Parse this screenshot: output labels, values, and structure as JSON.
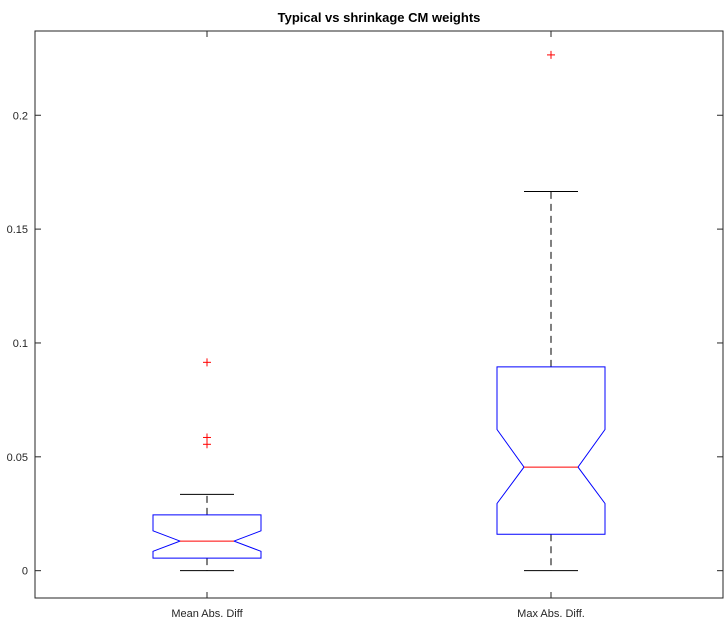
{
  "chart_data": {
    "type": "boxplot",
    "title": "Typical vs shrinkage CM weights",
    "xlabel": "",
    "ylabel": "",
    "categories": [
      "Mean Abs. Diff",
      "Max Abs. Diff."
    ],
    "ylim": [
      -0.012,
      0.237
    ],
    "yticks": [
      0,
      0.05,
      0.1,
      0.15,
      0.2
    ],
    "ytick_labels": [
      "0",
      "0.05",
      "0.1",
      "0.15",
      "0.2"
    ],
    "notched": true,
    "grid": false,
    "boxes": [
      {
        "category": "Mean Abs. Diff",
        "whisker_low": 0.0,
        "q1": 0.0055,
        "notch_low": 0.0085,
        "median": 0.013,
        "notch_high": 0.0175,
        "q3": 0.0245,
        "whisker_high": 0.0335,
        "outliers": [
          0.0915,
          0.0585,
          0.0555
        ]
      },
      {
        "category": "Max Abs. Diff.",
        "whisker_low": 0.0,
        "q1": 0.016,
        "notch_low": 0.0295,
        "median": 0.0455,
        "notch_high": 0.062,
        "q3": 0.0895,
        "whisker_high": 0.1665,
        "outliers": [
          0.2265
        ]
      }
    ],
    "colors": {
      "box": "#0000ff",
      "median": "#ff0000",
      "whisker": "#000000",
      "outlier": "#ff0000",
      "axes": "#262626"
    }
  }
}
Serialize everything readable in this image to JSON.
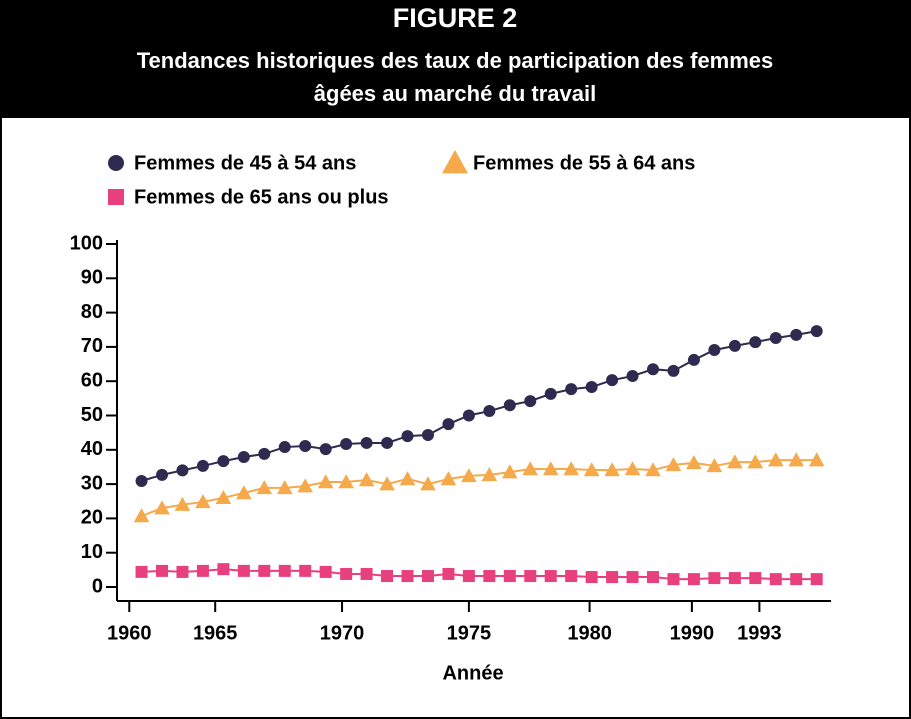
{
  "chart_data": {
    "type": "line",
    "title": "FIGURE 2",
    "subtitle": [
      "Tendances historiques des taux de participation des femmes",
      "âgées au marché du travail"
    ],
    "x_label": "Année",
    "x": [
      1960,
      1961,
      1962,
      1963,
      1964,
      1965,
      1966,
      1967,
      1968,
      1969,
      1970,
      1971,
      1972,
      1973,
      1974,
      1975,
      1976,
      1977,
      1978,
      1979,
      1980,
      1981,
      1982,
      1983,
      1984,
      1985,
      1986,
      1987,
      1988,
      1989,
      1990,
      1991,
      1992,
      1993
    ],
    "xlim": [
      1958.8,
      1993.7
    ],
    "xticks": [
      {
        "value": 1959.4,
        "label": "1960"
      },
      {
        "value": 1963.6,
        "label": "1965"
      },
      {
        "value": 1969.8,
        "label": "1970"
      },
      {
        "value": 1976.0,
        "label": "1975"
      },
      {
        "value": 1981.9,
        "label": "1980"
      },
      {
        "value": 1986.9,
        "label": "1990"
      },
      {
        "value": 1990.2,
        "label": "1993"
      }
    ],
    "ylim": [
      0,
      100
    ],
    "yticks": [
      0,
      10,
      20,
      30,
      40,
      50,
      60,
      70,
      80,
      90,
      100
    ],
    "series": [
      {
        "name": "Femmes de 45 à 54 ans",
        "color": "#2f2a4f",
        "marker": "circle",
        "values": [
          30.9,
          32.7,
          34,
          35.3,
          36.7,
          37.9,
          38.8,
          40.8,
          41.1,
          40.2,
          41.7,
          42,
          42,
          44,
          44.3,
          47.5,
          50,
          51.3,
          53,
          54.2,
          56.3,
          57.7,
          58.3,
          60.3,
          61.5,
          63.5,
          63,
          66.2,
          69.1,
          70.3,
          71.4,
          72.6,
          73.5,
          74.6
        ]
      },
      {
        "name": "Femmes de 55 à 64 ans",
        "color": "#f5a94a",
        "marker": "triangle",
        "values": [
          20.7,
          23,
          24,
          24.8,
          26,
          27.4,
          28.9,
          28.9,
          29.4,
          30.6,
          30.6,
          31.2,
          30,
          31.5,
          30,
          31.5,
          32.4,
          32.7,
          33.5,
          34.4,
          34.4,
          34.4,
          34.1,
          34.1,
          34.4,
          34.1,
          35.6,
          36.2,
          35.3,
          36.4,
          36.4,
          37,
          37,
          37
        ]
      },
      {
        "name": "Femmes de 65 ans ou plus",
        "color": "#e8407f",
        "marker": "square",
        "values": [
          4.4,
          4.7,
          4.4,
          4.7,
          5.2,
          4.7,
          4.7,
          4.7,
          4.7,
          4.4,
          3.8,
          3.8,
          3.2,
          3.2,
          3.2,
          3.8,
          3.2,
          3.2,
          3.2,
          3.2,
          3.2,
          3.2,
          2.9,
          2.9,
          2.9,
          2.9,
          2.3,
          2.3,
          2.6,
          2.6,
          2.6,
          2.3,
          2.3,
          2.3
        ]
      }
    ]
  }
}
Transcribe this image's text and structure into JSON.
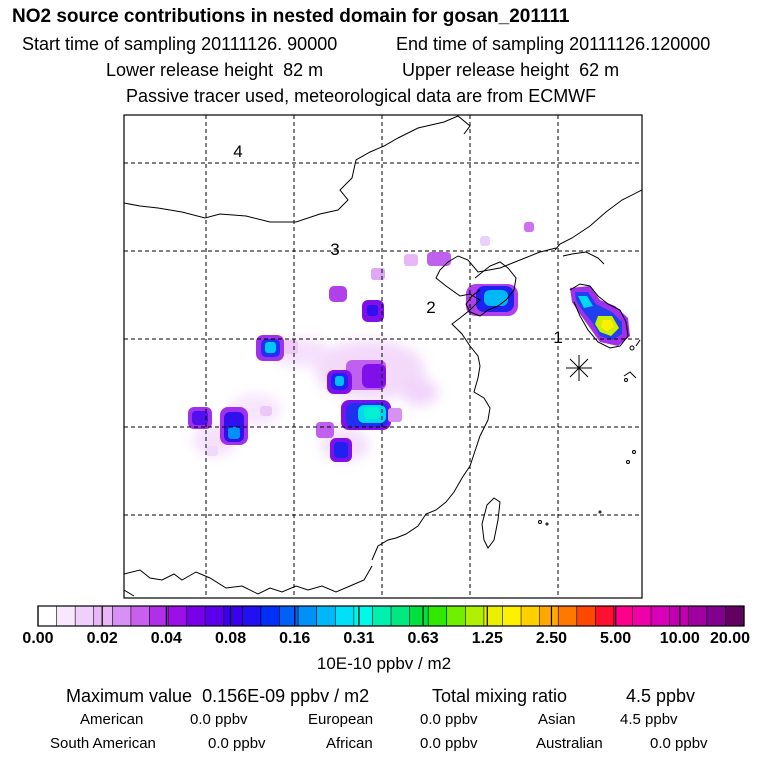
{
  "title": "NO2 source contributions in nested domain for gosan_201111",
  "sampling": {
    "start_label": "Start time of sampling",
    "start_value": "20111126. 90000",
    "end_label": "End time of sampling",
    "end_value": "20111126.120000"
  },
  "release": {
    "lower_label": "Lower release height",
    "lower_value": "82 m",
    "upper_label": "Upper release height",
    "upper_value": "62 m"
  },
  "note": "Passive tracer used, meteorological data are from ECMWF",
  "map": {
    "region_labels": [
      "1",
      "2",
      "3",
      "4"
    ],
    "receptor_marker": "asterisk-star-icon"
  },
  "colorbar": {
    "labels": [
      "0.00",
      "0.02",
      "0.04",
      "0.08",
      "0.16",
      "0.31",
      "0.63",
      "1.25",
      "2.50",
      "5.00",
      "10.00",
      "20.00"
    ],
    "colors": [
      "#ffffff",
      "#f8e8fc",
      "#f0d0fa",
      "#e8b8f6",
      "#d890f2",
      "#c860ee",
      "#b030ea",
      "#9a10e6",
      "#7800e8",
      "#5a00ea",
      "#3c00ee",
      "#2010f2",
      "#0030f6",
      "#0060f8",
      "#0090f8",
      "#00b8f8",
      "#00e0f8",
      "#00f8e8",
      "#00f0b0",
      "#00e880",
      "#00e040",
      "#30e800",
      "#70f000",
      "#b0f000",
      "#e8f000",
      "#fff000",
      "#ffd000",
      "#ffa800",
      "#ff7800",
      "#ff4800",
      "#ff1030",
      "#ff0088",
      "#f000a8",
      "#d800b8",
      "#c000b0",
      "#a000a0",
      "#800090",
      "#600060"
    ],
    "units": "10E-10 ppbv / m2"
  },
  "stats": {
    "max_label": "Maximum value",
    "max_value": "0.156E-09 ppbv / m2",
    "total_label": "Total mixing ratio",
    "total_value": "4.5 ppbv"
  },
  "regions": {
    "american_label": "American",
    "american_value": "0.0 ppbv",
    "european_label": "European",
    "european_value": "0.0 ppbv",
    "asian_label": "Asian",
    "asian_value": "4.5 ppbv",
    "south_american_label": "South American",
    "south_american_value": "0.0 ppbv",
    "african_label": "African",
    "african_value": "0.0 ppbv",
    "australian_label": "Australian",
    "australian_value": "0.0 ppbv"
  }
}
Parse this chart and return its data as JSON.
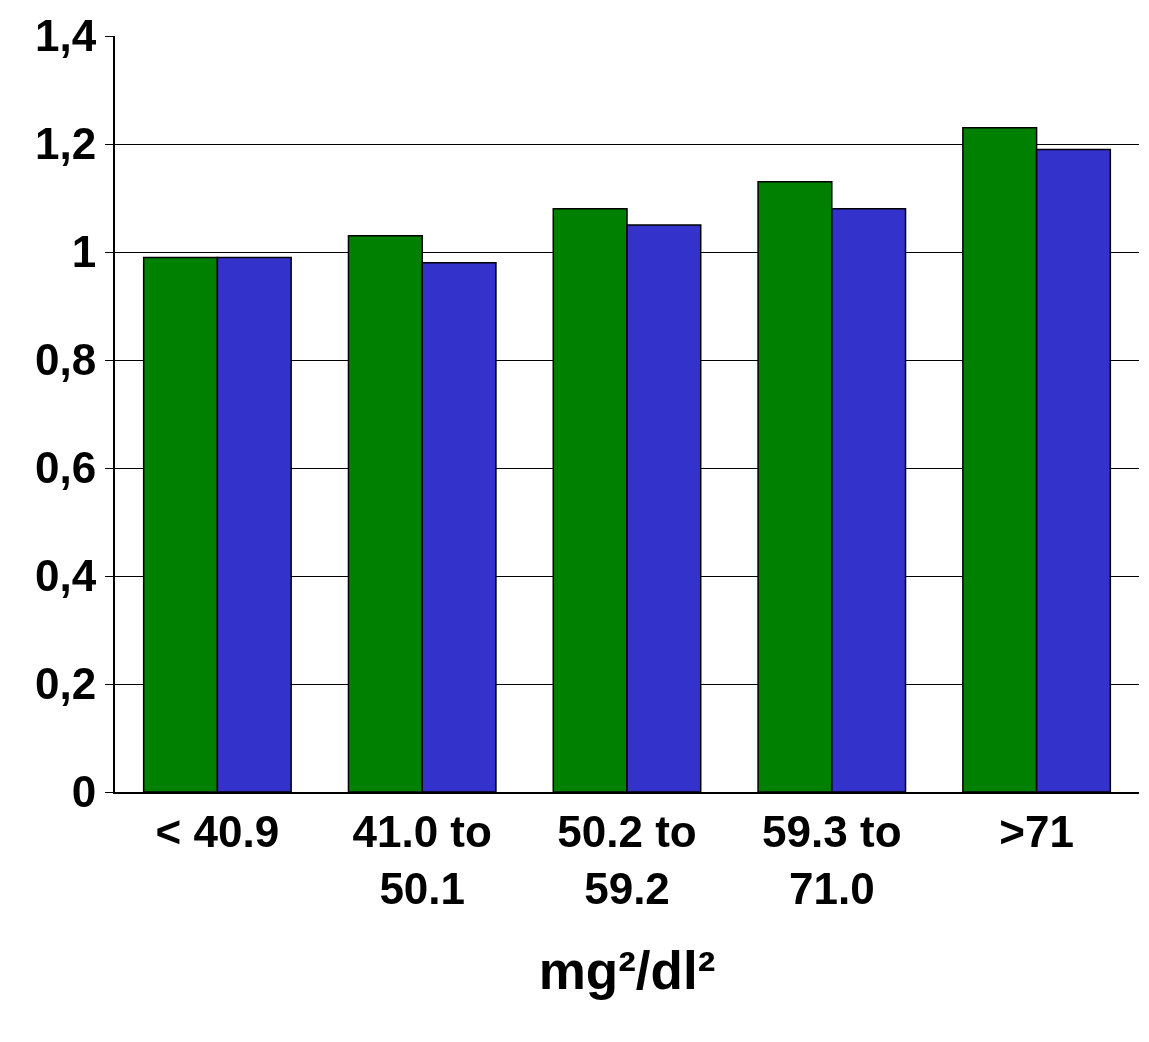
{
  "chart_data": {
    "type": "bar",
    "xlabel": "mg²/dl²",
    "categories": [
      "< 40.9",
      "41.0 to\n50.1",
      "50.2 to\n59.2",
      "59.3 to\n71.0",
      ">71"
    ],
    "series": [
      {
        "color": "#008000",
        "values": [
          0.99,
          1.03,
          1.08,
          1.13,
          1.23
        ]
      },
      {
        "color": "#3333cc",
        "values": [
          0.99,
          0.98,
          1.05,
          1.08,
          1.19
        ]
      }
    ],
    "ylim": [
      0,
      1.4
    ],
    "yticks": [
      0,
      {
        "value": 0.2,
        "label": "0,2"
      },
      {
        "value": 0.4,
        "label": "0,4"
      },
      {
        "value": 0.6,
        "label": "0,6"
      },
      {
        "value": 0.8,
        "label": "0,8"
      },
      1,
      {
        "value": 1.2,
        "label": "1,2"
      },
      {
        "value": 1.4,
        "label": "1,4"
      }
    ],
    "grid": "y"
  }
}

-=-=-=-=-

TASK PROMPT: Reproduce the whole listing word for word, setting aside any pictures.

RESULT:
Parse this screenshot: output labels, values, and structure as JSON.
{
  "chart_data": {
    "type": "boxplot",
    "title": "Typical vs shrinkage CM weights",
    "xlabel": "",
    "ylabel": "",
    "categories": [
      "Mean Abs. Diff",
      "Max Abs. Diff."
    ],
    "ylim": [
      -0.012,
      0.237
    ],
    "yticks": [
      0,
      0.05,
      0.1,
      0.15,
      0.2
    ],
    "ytick_labels": [
      "0",
      "0.05",
      "0.1",
      "0.15",
      "0.2"
    ],
    "notched": true,
    "grid": false,
    "boxes": [
      {
        "category": "Mean Abs. Diff",
        "whisker_low": 0.0,
        "q1": 0.0055,
        "notch_low": 0.0085,
        "median": 0.013,
        "notch_high": 0.0175,
        "q3": 0.0245,
        "whisker_high": 0.0335,
        "outliers": [
          0.0915,
          0.0585,
          0.0555
        ]
      },
      {
        "category": "Max Abs. Diff.",
        "whisker_low": 0.0,
        "q1": 0.016,
        "notch_low": 0.0295,
        "median": 0.0455,
        "notch_high": 0.062,
        "q3": 0.0895,
        "whisker_high": 0.1665,
        "outliers": [
          0.2265
        ]
      }
    ],
    "colors": {
      "box": "#0000ff",
      "median": "#ff0000",
      "whisker": "#000000",
      "outlier": "#ff0000",
      "axes": "#262626"
    }
  }
}
Serialize everything readable in this image to JSON.
{
  "chart_data": {
    "type": "line",
    "title": "FIGURE 2",
    "subtitle": [
      "Tendances historiques des taux de participation des femmes",
      "âgées au marché du travail"
    ],
    "x_label": "Année",
    "x": [
      1960,
      1961,
      1962,
      1963,
      1964,
      1965,
      1966,
      1967,
      1968,
      1969,
      1970,
      1971,
      1972,
      1973,
      1974,
      1975,
      1976,
      1977,
      1978,
      1979,
      1980,
      1981,
      1982,
      1983,
      1984,
      1985,
      1986,
      1987,
      1988,
      1989,
      1990,
      1991,
      1992,
      1993
    ],
    "xlim": [
      1958.8,
      1993.7
    ],
    "xticks": [
      {
        "value": 1959.4,
        "label": "1960"
      },
      {
        "value": 1963.6,
        "label": "1965"
      },
      {
        "value": 1969.8,
        "label": "1970"
      },
      {
        "value": 1976.0,
        "label": "1975"
      },
      {
        "value": 1981.9,
        "label": "1980"
      },
      {
        "value": 1986.9,
        "label": "1990"
      },
      {
        "value": 1990.2,
        "label": "1993"
      }
    ],
    "ylim": [
      0,
      100
    ],
    "yticks": [
      0,
      10,
      20,
      30,
      40,
      50,
      60,
      70,
      80,
      90,
      100
    ],
    "series": [
      {
        "name": "Femmes de 45 à 54 ans",
        "color": "#2f2a4f",
        "marker": "circle",
        "values": [
          30.9,
          32.7,
          34,
          35.3,
          36.7,
          37.9,
          38.8,
          40.8,
          41.1,
          40.2,
          41.7,
          42,
          42,
          44,
          44.3,
          47.5,
          50,
          51.3,
          53,
          54.2,
          56.3,
          57.7,
          58.3,
          60.3,
          61.5,
          63.5,
          63,
          66.2,
          69.1,
          70.3,
          71.4,
          72.6,
          73.5,
          74.6
        ]
      },
      {
        "name": "Femmes de 55 à 64 ans",
        "color": "#f5a94a",
        "marker": "triangle",
        "values": [
          20.7,
          23,
          24,
          24.8,
          26,
          27.4,
          28.9,
          28.9,
          29.4,
          30.6,
          30.6,
          31.2,
          30,
          31.5,
          30,
          31.5,
          32.4,
          32.7,
          33.5,
          34.4,
          34.4,
          34.4,
          34.1,
          34.1,
          34.4,
          34.1,
          35.6,
          36.2,
          35.3,
          36.4,
          36.4,
          37,
          37,
          37
        ]
      },
      {
        "name": "Femmes de 65 ans ou plus",
        "color": "#e8407f",
        "marker": "square",
        "values": [
          4.4,
          4.7,
          4.4,
          4.7,
          5.2,
          4.7,
          4.7,
          4.7,
          4.7,
          4.4,
          3.8,
          3.8,
          3.2,
          3.2,
          3.2,
          3.8,
          3.2,
          3.2,
          3.2,
          3.2,
          3.2,
          3.2,
          2.9,
          2.9,
          2.9,
          2.9,
          2.3,
          2.3,
          2.6,
          2.6,
          2.6,
          2.3,
          2.3,
          2.3
        ]
      }
    ]
  }
}
Transcribe this image's text and structure into JSON.
{
  "title": "NO2 source contributions in nested domain for gosan_201111",
  "sampling": {
    "start_label": "Start time of sampling",
    "start_value": "20111126. 90000",
    "end_label": "End time of sampling",
    "end_value": "20111126.120000"
  },
  "release": {
    "lower_label": "Lower release height",
    "lower_value": "82 m",
    "upper_label": "Upper release height",
    "upper_value": "62 m"
  },
  "note": "Passive tracer used, meteorological data are from ECMWF",
  "map": {
    "region_labels": [
      "1",
      "2",
      "3",
      "4"
    ],
    "receptor_marker": "asterisk-star-icon"
  },
  "colorbar": {
    "labels": [
      "0.00",
      "0.02",
      "0.04",
      "0.08",
      "0.16",
      "0.31",
      "0.63",
      "1.25",
      "2.50",
      "5.00",
      "10.00",
      "20.00"
    ],
    "colors": [
      "#ffffff",
      "#f8e8fc",
      "#f0d0fa",
      "#e8b8f6",
      "#d890f2",
      "#c860ee",
      "#b030ea",
      "#9a10e6",
      "#7800e8",
      "#5a00ea",
      "#3c00ee",
      "#2010f2",
      "#0030f6",
      "#0060f8",
      "#0090f8",
      "#00b8f8",
      "#00e0f8",
      "#00f8e8",
      "#00f0b0",
      "#00e880",
      "#00e040",
      "#30e800",
      "#70f000",
      "#b0f000",
      "#e8f000",
      "#fff000",
      "#ffd000",
      "#ffa800",
      "#ff7800",
      "#ff4800",
      "#ff1030",
      "#ff0088",
      "#f000a8",
      "#d800b8",
      "#c000b0",
      "#a000a0",
      "#800090",
      "#600060"
    ],
    "units": "10E-10 ppbv / m2"
  },
  "stats": {
    "max_label": "Maximum value",
    "max_value": "0.156E-09 ppbv / m2",
    "total_label": "Total mixing ratio",
    "total_value": "4.5 ppbv"
  },
  "regions": {
    "american_label": "American",
    "american_value": "0.0 ppbv",
    "european_label": "European",
    "european_value": "0.0 ppbv",
    "asian_label": "Asian",
    "asian_value": "4.5 ppbv",
    "south_american_label": "South American",
    "south_american_value": "0.0 ppbv",
    "african_label": "African",
    "african_value": "0.0 ppbv",
    "australian_label": "Australian",
    "australian_value": "0.0 ppbv"
  }
}
Parse this chart and return its data as JSON.
{
  "chart_data": {
    "type": "bar",
    "xlabel": "mg²/dl²",
    "categories": [
      "< 40.9",
      "41.0 to\n50.1",
      "50.2 to\n59.2",
      "59.3 to\n71.0",
      ">71"
    ],
    "series": [
      {
        "color": "#008000",
        "values": [
          0.99,
          1.03,
          1.08,
          1.13,
          1.23
        ]
      },
      {
        "color": "#3333cc",
        "values": [
          0.99,
          0.98,
          1.05,
          1.08,
          1.19
        ]
      }
    ],
    "ylim": [
      0,
      1.4
    ],
    "yticks": [
      0,
      {
        "value": 0.2,
        "label": "0,2"
      },
      {
        "value": 0.4,
        "label": "0,4"
      },
      {
        "value": 0.6,
        "label": "0,6"
      },
      {
        "value": 0.8,
        "label": "0,8"
      },
      1,
      {
        "value": 1.2,
        "label": "1,2"
      },
      {
        "value": 1.4,
        "label": "1,4"
      }
    ],
    "grid": "y"
  }
}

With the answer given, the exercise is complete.